• _EXERCISE_: Report all lines holding "Machine".

[Entries from a dataset]
>>
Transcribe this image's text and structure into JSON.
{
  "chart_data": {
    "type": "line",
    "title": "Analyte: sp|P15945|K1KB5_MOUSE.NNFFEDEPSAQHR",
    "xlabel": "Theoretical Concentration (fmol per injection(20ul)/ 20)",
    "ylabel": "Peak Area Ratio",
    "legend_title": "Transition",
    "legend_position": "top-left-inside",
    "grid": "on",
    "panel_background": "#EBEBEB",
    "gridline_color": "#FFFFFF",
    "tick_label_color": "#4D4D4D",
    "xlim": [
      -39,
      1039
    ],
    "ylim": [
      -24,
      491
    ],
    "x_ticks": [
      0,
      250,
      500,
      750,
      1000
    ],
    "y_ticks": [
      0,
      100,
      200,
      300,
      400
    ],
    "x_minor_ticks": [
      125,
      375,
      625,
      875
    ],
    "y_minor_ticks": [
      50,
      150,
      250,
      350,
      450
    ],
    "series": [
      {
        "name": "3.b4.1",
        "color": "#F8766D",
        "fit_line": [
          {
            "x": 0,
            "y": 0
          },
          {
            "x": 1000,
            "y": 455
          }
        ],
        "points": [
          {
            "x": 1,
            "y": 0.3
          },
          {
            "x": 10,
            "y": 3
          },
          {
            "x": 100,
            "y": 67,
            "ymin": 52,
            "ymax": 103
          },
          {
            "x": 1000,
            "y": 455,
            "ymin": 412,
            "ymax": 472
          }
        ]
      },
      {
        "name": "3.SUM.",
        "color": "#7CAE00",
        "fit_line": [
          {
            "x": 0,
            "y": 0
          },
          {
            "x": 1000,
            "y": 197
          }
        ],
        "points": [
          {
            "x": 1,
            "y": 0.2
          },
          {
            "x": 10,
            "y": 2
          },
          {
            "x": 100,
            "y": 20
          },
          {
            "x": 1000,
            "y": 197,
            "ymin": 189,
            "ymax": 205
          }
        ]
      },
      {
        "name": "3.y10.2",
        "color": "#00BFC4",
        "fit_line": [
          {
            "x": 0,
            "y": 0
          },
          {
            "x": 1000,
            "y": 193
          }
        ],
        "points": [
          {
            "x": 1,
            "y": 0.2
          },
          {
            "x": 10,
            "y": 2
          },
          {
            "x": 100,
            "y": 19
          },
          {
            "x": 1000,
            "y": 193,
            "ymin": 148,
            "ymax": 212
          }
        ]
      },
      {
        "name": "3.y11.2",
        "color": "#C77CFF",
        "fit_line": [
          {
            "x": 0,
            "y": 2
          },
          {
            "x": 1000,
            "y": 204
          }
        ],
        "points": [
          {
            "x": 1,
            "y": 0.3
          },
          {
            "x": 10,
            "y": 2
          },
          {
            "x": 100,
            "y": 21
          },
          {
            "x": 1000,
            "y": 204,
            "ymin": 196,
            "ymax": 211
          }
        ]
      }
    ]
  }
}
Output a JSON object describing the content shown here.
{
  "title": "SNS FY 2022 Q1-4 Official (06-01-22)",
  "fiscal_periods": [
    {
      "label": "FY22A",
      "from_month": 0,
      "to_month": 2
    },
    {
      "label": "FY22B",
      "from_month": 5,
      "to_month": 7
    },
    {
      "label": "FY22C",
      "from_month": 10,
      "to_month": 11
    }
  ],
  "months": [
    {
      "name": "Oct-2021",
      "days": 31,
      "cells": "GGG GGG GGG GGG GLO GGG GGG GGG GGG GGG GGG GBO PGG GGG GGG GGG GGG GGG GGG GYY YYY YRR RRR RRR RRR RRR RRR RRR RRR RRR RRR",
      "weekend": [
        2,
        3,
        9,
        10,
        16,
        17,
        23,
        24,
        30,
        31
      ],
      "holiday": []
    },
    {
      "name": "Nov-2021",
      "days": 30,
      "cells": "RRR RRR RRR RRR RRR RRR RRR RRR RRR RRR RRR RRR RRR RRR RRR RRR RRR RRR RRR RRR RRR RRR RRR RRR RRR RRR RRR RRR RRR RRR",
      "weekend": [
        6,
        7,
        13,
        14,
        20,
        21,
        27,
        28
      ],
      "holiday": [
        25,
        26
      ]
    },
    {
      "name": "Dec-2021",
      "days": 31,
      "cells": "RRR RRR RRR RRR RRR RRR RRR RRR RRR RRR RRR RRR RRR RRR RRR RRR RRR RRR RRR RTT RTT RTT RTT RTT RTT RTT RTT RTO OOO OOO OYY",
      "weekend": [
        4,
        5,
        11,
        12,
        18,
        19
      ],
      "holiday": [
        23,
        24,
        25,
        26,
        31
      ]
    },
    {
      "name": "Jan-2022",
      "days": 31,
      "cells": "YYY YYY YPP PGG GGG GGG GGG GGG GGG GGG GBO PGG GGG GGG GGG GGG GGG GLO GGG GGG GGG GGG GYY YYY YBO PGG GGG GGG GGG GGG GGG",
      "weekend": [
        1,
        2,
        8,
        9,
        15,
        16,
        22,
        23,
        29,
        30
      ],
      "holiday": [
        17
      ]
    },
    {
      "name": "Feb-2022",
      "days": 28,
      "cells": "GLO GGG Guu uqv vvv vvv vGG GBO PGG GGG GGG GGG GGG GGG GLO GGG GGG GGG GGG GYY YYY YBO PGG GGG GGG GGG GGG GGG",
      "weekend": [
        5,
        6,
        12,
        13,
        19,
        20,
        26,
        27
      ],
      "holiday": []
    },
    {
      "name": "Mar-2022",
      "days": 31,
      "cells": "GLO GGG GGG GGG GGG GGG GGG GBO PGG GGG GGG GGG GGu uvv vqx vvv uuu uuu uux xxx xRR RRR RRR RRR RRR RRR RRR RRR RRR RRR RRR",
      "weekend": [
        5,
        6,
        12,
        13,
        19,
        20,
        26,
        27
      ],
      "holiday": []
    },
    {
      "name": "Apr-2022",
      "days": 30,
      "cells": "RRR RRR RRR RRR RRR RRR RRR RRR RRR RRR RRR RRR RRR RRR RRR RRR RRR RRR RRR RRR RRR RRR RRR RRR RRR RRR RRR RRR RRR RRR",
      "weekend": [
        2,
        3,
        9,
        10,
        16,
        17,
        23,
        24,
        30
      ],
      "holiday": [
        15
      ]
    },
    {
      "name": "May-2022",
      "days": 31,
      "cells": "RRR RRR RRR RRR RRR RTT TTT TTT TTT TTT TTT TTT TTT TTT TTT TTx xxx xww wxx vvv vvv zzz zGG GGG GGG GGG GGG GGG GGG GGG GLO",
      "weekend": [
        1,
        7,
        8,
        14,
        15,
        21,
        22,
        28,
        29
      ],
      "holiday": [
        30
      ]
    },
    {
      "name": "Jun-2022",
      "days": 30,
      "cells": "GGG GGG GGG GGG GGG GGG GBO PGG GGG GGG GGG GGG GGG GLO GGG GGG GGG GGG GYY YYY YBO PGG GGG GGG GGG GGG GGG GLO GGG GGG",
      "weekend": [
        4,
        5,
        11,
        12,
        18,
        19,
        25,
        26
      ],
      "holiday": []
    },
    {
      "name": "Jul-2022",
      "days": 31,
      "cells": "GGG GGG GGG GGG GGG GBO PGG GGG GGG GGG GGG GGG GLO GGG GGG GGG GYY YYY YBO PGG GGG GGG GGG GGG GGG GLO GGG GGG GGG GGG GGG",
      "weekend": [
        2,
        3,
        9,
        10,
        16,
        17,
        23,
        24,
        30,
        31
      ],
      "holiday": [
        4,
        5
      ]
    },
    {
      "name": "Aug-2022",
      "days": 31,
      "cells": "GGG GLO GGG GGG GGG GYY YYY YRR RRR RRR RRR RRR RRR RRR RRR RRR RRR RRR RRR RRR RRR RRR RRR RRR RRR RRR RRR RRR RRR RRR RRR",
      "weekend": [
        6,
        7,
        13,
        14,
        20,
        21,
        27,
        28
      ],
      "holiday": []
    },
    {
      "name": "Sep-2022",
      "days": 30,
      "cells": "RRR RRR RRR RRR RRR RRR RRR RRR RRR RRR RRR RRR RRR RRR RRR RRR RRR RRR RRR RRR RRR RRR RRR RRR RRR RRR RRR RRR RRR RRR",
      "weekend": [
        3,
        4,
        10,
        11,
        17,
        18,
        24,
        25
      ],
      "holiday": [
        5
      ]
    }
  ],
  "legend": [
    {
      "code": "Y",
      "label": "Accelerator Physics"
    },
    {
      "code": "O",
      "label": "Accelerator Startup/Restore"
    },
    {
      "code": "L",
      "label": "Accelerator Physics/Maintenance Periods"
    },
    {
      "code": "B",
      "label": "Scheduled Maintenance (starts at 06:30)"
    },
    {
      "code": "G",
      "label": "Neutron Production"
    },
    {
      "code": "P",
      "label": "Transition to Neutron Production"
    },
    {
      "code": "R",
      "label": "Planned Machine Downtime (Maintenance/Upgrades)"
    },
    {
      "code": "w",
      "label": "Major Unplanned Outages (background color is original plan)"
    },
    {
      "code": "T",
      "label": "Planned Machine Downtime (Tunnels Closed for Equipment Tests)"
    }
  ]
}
<<
• _FULL SOLUTION_:
      "label": "Planned Machine Downtime (Maintenance/Upgrades)"
      "label": "Planned Machine Downtime (Tunnels Closed for Equipment Tests)"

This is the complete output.